[Records from a collection]
————————

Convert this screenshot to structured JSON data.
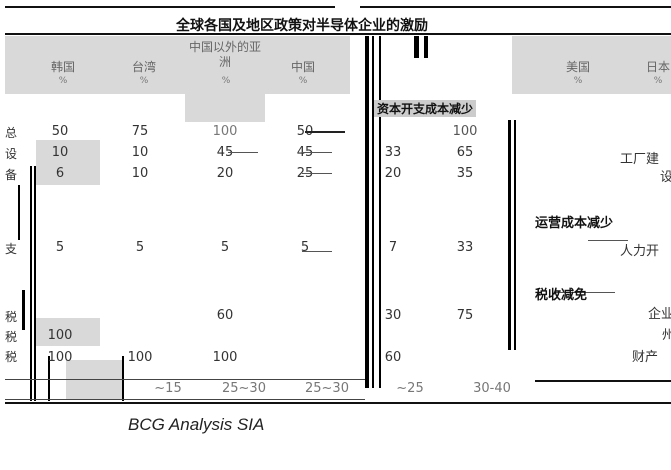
{
  "title": "全球各国及地区政策对半导体企业的激励",
  "columns": {
    "korea": {
      "name": "韩国",
      "unit": "%"
    },
    "taiwan": {
      "name": "台湾",
      "unit": "%"
    },
    "china_asia": {
      "name": "中国以外的亚洲",
      "unit": "%"
    },
    "china": {
      "name": "中国",
      "unit": "%"
    },
    "usa": {
      "name": "美国",
      "unit": "%"
    },
    "japan": {
      "name": "日本",
      "unit": "%"
    }
  },
  "row_labels": [
    "总",
    "设",
    "备",
    "支",
    "税",
    "税",
    "税"
  ],
  "rows": [
    {
      "korea": "50",
      "taiwan": "75",
      "china_asia": "100",
      "china": "50",
      "mid1": "",
      "mid2": "100"
    },
    {
      "korea": "10",
      "taiwan": "10",
      "china_asia": "45",
      "china": "45",
      "mid1": "33",
      "mid2": "65"
    },
    {
      "korea": "6",
      "taiwan": "10",
      "china_asia": "20",
      "china": "25",
      "mid1": "20",
      "mid2": "35"
    },
    {
      "korea": "5",
      "taiwan": "5",
      "china_asia": "5",
      "china": "5",
      "mid1": "7",
      "mid2": "33"
    },
    {
      "korea": "",
      "taiwan": "",
      "china_asia": "60",
      "china": "",
      "mid1": "30",
      "mid2": "75"
    },
    {
      "korea": "100",
      "taiwan": "",
      "china_asia": "",
      "china": "",
      "mid1": "",
      "mid2": ""
    },
    {
      "korea": "100",
      "taiwan": "100",
      "china_asia": "100",
      "china": "",
      "mid1": "60",
      "mid2": ""
    }
  ],
  "total_row": {
    "c1": "~15",
    "c2": "25~30",
    "c3": "25~30",
    "c4": "~25",
    "c5": "30-40"
  },
  "right_sections": {
    "capex_reduction": "资本开支成本减少",
    "opex_reduction": "运营成本减少",
    "tax_reduction": "税收减免",
    "items": [
      "工厂建",
      "设",
      "人力开",
      "企业",
      "州",
      "财产"
    ]
  },
  "source": "BCG Analysis    SIA"
}
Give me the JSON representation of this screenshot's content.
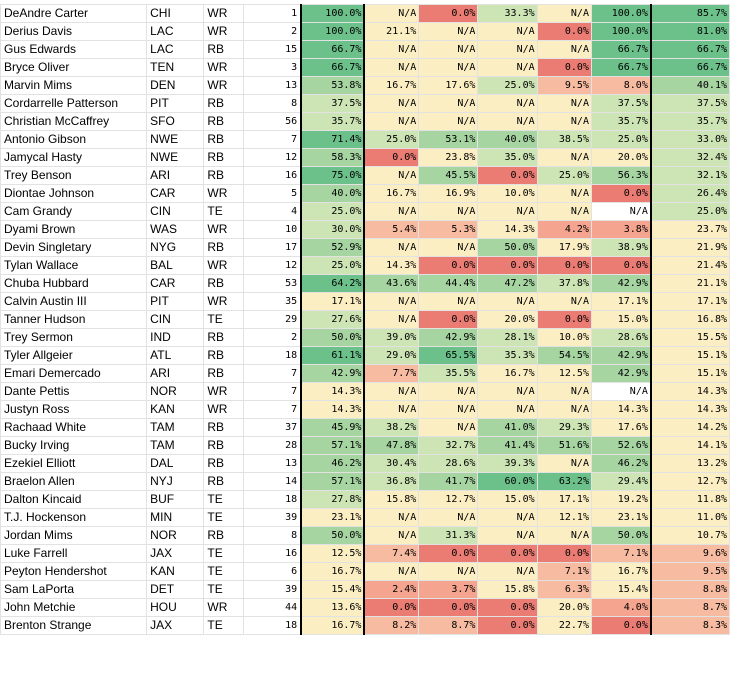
{
  "colors": {
    "dark_green": "#6cc08a",
    "mid_green": "#a6d5a2",
    "light_green": "#cde4b4",
    "cream": "#fbeec2",
    "peach": "#f6bba0",
    "salmon": "#f4a48f",
    "red": "#ea7c74",
    "white": "#ffffff"
  },
  "rows": [
    {
      "name": "DeAndre Carter",
      "team": "CHI",
      "pos": "WR",
      "num": "1",
      "c1": "100.0%",
      "c2": "N/A",
      "c3": "0.0%",
      "c4": "33.3%",
      "c5": "N/A",
      "c6": "100.0%",
      "c7": "85.7%"
    },
    {
      "name": "Derius Davis",
      "team": "LAC",
      "pos": "WR",
      "num": "2",
      "c1": "100.0%",
      "c2": "21.1%",
      "c3": "N/A",
      "c4": "N/A",
      "c5": "0.0%",
      "c6": "100.0%",
      "c7": "81.0%"
    },
    {
      "name": "Gus Edwards",
      "team": "LAC",
      "pos": "RB",
      "num": "15",
      "c1": "66.7%",
      "c2": "N/A",
      "c3": "N/A",
      "c4": "N/A",
      "c5": "N/A",
      "c6": "66.7%",
      "c7": "66.7%"
    },
    {
      "name": "Bryce Oliver",
      "team": "TEN",
      "pos": "WR",
      "num": "3",
      "c1": "66.7%",
      "c2": "N/A",
      "c3": "N/A",
      "c4": "N/A",
      "c5": "0.0%",
      "c6": "66.7%",
      "c7": "66.7%"
    },
    {
      "name": "Marvin Mims",
      "team": "DEN",
      "pos": "WR",
      "num": "13",
      "c1": "53.8%",
      "c2": "16.7%",
      "c3": "17.6%",
      "c4": "25.0%",
      "c5": "9.5%",
      "c6": "8.0%",
      "c7": "40.1%"
    },
    {
      "name": "Cordarrelle Patterson",
      "team": "PIT",
      "pos": "RB",
      "num": "8",
      "c1": "37.5%",
      "c2": "N/A",
      "c3": "N/A",
      "c4": "N/A",
      "c5": "N/A",
      "c6": "37.5%",
      "c7": "37.5%"
    },
    {
      "name": "Christian McCaffrey",
      "team": "SFO",
      "pos": "RB",
      "num": "56",
      "c1": "35.7%",
      "c2": "N/A",
      "c3": "N/A",
      "c4": "N/A",
      "c5": "N/A",
      "c6": "35.7%",
      "c7": "35.7%"
    },
    {
      "name": "Antonio Gibson",
      "team": "NWE",
      "pos": "RB",
      "num": "7",
      "c1": "71.4%",
      "c2": "25.0%",
      "c3": "53.1%",
      "c4": "40.0%",
      "c5": "38.5%",
      "c6": "25.0%",
      "c7": "33.0%"
    },
    {
      "name": "Jamycal Hasty",
      "team": "NWE",
      "pos": "RB",
      "num": "12",
      "c1": "58.3%",
      "c2": "0.0%",
      "c3": "23.8%",
      "c4": "35.0%",
      "c5": "N/A",
      "c6": "20.0%",
      "c7": "32.4%"
    },
    {
      "name": "Trey Benson",
      "team": "ARI",
      "pos": "RB",
      "num": "16",
      "c1": "75.0%",
      "c2": "N/A",
      "c3": "45.5%",
      "c4": "0.0%",
      "c5": "25.0%",
      "c6": "56.3%",
      "c7": "32.1%"
    },
    {
      "name": "Diontae Johnson",
      "team": "CAR",
      "pos": "WR",
      "num": "5",
      "c1": "40.0%",
      "c2": "16.7%",
      "c3": "16.9%",
      "c4": "10.0%",
      "c5": "N/A",
      "c6": "0.0%",
      "c7": "26.4%"
    },
    {
      "name": "Cam Grandy",
      "team": "CIN",
      "pos": "TE",
      "num": "4",
      "c1": "25.0%",
      "c2": "N/A",
      "c3": "N/A",
      "c4": "N/A",
      "c5": "N/A",
      "c6": "N/A",
      "c7": "25.0%"
    },
    {
      "name": "Dyami Brown",
      "team": "WAS",
      "pos": "WR",
      "num": "10",
      "c1": "30.0%",
      "c2": "5.4%",
      "c3": "5.3%",
      "c4": "14.3%",
      "c5": "4.2%",
      "c6": "3.8%",
      "c7": "23.7%"
    },
    {
      "name": "Devin Singletary",
      "team": "NYG",
      "pos": "RB",
      "num": "17",
      "c1": "52.9%",
      "c2": "N/A",
      "c3": "N/A",
      "c4": "50.0%",
      "c5": "17.9%",
      "c6": "38.9%",
      "c7": "21.9%"
    },
    {
      "name": "Tylan Wallace",
      "team": "BAL",
      "pos": "WR",
      "num": "12",
      "c1": "25.0%",
      "c2": "14.3%",
      "c3": "0.0%",
      "c4": "0.0%",
      "c5": "0.0%",
      "c6": "0.0%",
      "c7": "21.4%"
    },
    {
      "name": "Chuba Hubbard",
      "team": "CAR",
      "pos": "RB",
      "num": "53",
      "c1": "64.2%",
      "c2": "43.6%",
      "c3": "44.4%",
      "c4": "47.2%",
      "c5": "37.8%",
      "c6": "42.9%",
      "c7": "21.1%"
    },
    {
      "name": "Calvin Austin III",
      "team": "PIT",
      "pos": "WR",
      "num": "35",
      "c1": "17.1%",
      "c2": "N/A",
      "c3": "N/A",
      "c4": "N/A",
      "c5": "N/A",
      "c6": "17.1%",
      "c7": "17.1%"
    },
    {
      "name": "Tanner Hudson",
      "team": "CIN",
      "pos": "TE",
      "num": "29",
      "c1": "27.6%",
      "c2": "N/A",
      "c3": "0.0%",
      "c4": "20.0%",
      "c5": "0.0%",
      "c6": "15.0%",
      "c7": "16.8%"
    },
    {
      "name": "Trey Sermon",
      "team": "IND",
      "pos": "RB",
      "num": "2",
      "c1": "50.0%",
      "c2": "39.0%",
      "c3": "42.9%",
      "c4": "28.1%",
      "c5": "10.0%",
      "c6": "28.6%",
      "c7": "15.5%"
    },
    {
      "name": "Tyler Allgeier",
      "team": "ATL",
      "pos": "RB",
      "num": "18",
      "c1": "61.1%",
      "c2": "29.0%",
      "c3": "65.5%",
      "c4": "35.3%",
      "c5": "54.5%",
      "c6": "42.9%",
      "c7": "15.1%"
    },
    {
      "name": "Emari Demercado",
      "team": "ARI",
      "pos": "RB",
      "num": "7",
      "c1": "42.9%",
      "c2": "7.7%",
      "c3": "35.5%",
      "c4": "16.7%",
      "c5": "12.5%",
      "c6": "42.9%",
      "c7": "15.1%"
    },
    {
      "name": "Dante Pettis",
      "team": "NOR",
      "pos": "WR",
      "num": "7",
      "c1": "14.3%",
      "c2": "N/A",
      "c3": "N/A",
      "c4": "N/A",
      "c5": "N/A",
      "c6": "N/A",
      "c7": "14.3%"
    },
    {
      "name": "Justyn Ross",
      "team": "KAN",
      "pos": "WR",
      "num": "7",
      "c1": "14.3%",
      "c2": "N/A",
      "c3": "N/A",
      "c4": "N/A",
      "c5": "N/A",
      "c6": "14.3%",
      "c7": "14.3%"
    },
    {
      "name": "Rachaad White",
      "team": "TAM",
      "pos": "RB",
      "num": "37",
      "c1": "45.9%",
      "c2": "38.2%",
      "c3": "N/A",
      "c4": "41.0%",
      "c5": "29.3%",
      "c6": "17.6%",
      "c7": "14.2%"
    },
    {
      "name": "Bucky Irving",
      "team": "TAM",
      "pos": "RB",
      "num": "28",
      "c1": "57.1%",
      "c2": "47.8%",
      "c3": "32.7%",
      "c4": "41.4%",
      "c5": "51.6%",
      "c6": "52.6%",
      "c7": "14.1%"
    },
    {
      "name": "Ezekiel Elliott",
      "team": "DAL",
      "pos": "RB",
      "num": "13",
      "c1": "46.2%",
      "c2": "30.4%",
      "c3": "28.6%",
      "c4": "39.3%",
      "c5": "N/A",
      "c6": "46.2%",
      "c7": "13.2%"
    },
    {
      "name": "Braelon Allen",
      "team": "NYJ",
      "pos": "RB",
      "num": "14",
      "c1": "57.1%",
      "c2": "36.8%",
      "c3": "41.7%",
      "c4": "60.0%",
      "c5": "63.2%",
      "c6": "29.4%",
      "c7": "12.7%"
    },
    {
      "name": "Dalton Kincaid",
      "team": "BUF",
      "pos": "TE",
      "num": "18",
      "c1": "27.8%",
      "c2": "15.8%",
      "c3": "12.7%",
      "c4": "15.0%",
      "c5": "17.1%",
      "c6": "19.2%",
      "c7": "11.8%"
    },
    {
      "name": "T.J. Hockenson",
      "team": "MIN",
      "pos": "TE",
      "num": "39",
      "c1": "23.1%",
      "c2": "N/A",
      "c3": "N/A",
      "c4": "N/A",
      "c5": "12.1%",
      "c6": "23.1%",
      "c7": "11.0%"
    },
    {
      "name": "Jordan Mims",
      "team": "NOR",
      "pos": "RB",
      "num": "8",
      "c1": "50.0%",
      "c2": "N/A",
      "c3": "31.3%",
      "c4": "N/A",
      "c5": "N/A",
      "c6": "50.0%",
      "c7": "10.7%"
    },
    {
      "name": "Luke Farrell",
      "team": "JAX",
      "pos": "TE",
      "num": "16",
      "c1": "12.5%",
      "c2": "7.4%",
      "c3": "0.0%",
      "c4": "0.0%",
      "c5": "0.0%",
      "c6": "7.1%",
      "c7": "9.6%"
    },
    {
      "name": "Peyton Hendershot",
      "team": "KAN",
      "pos": "TE",
      "num": "6",
      "c1": "16.7%",
      "c2": "N/A",
      "c3": "N/A",
      "c4": "N/A",
      "c5": "7.1%",
      "c6": "16.7%",
      "c7": "9.5%"
    },
    {
      "name": "Sam LaPorta",
      "team": "DET",
      "pos": "TE",
      "num": "39",
      "c1": "15.4%",
      "c2": "2.4%",
      "c3": "3.7%",
      "c4": "15.8%",
      "c5": "6.3%",
      "c6": "15.4%",
      "c7": "8.8%"
    },
    {
      "name": "John Metchie",
      "team": "HOU",
      "pos": "WR",
      "num": "44",
      "c1": "13.6%",
      "c2": "0.0%",
      "c3": "0.0%",
      "c4": "0.0%",
      "c5": "20.0%",
      "c6": "4.0%",
      "c7": "8.7%"
    },
    {
      "name": "Brenton Strange",
      "team": "JAX",
      "pos": "TE",
      "num": "18",
      "c1": "16.7%",
      "c2": "8.2%",
      "c3": "8.7%",
      "c4": "0.0%",
      "c5": "22.7%",
      "c6": "0.0%",
      "c7": "8.3%"
    }
  ]
}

————————

_Problem description:_ Provide solely the number of lines in the data that include the word "this".

_Response to the task:_ 2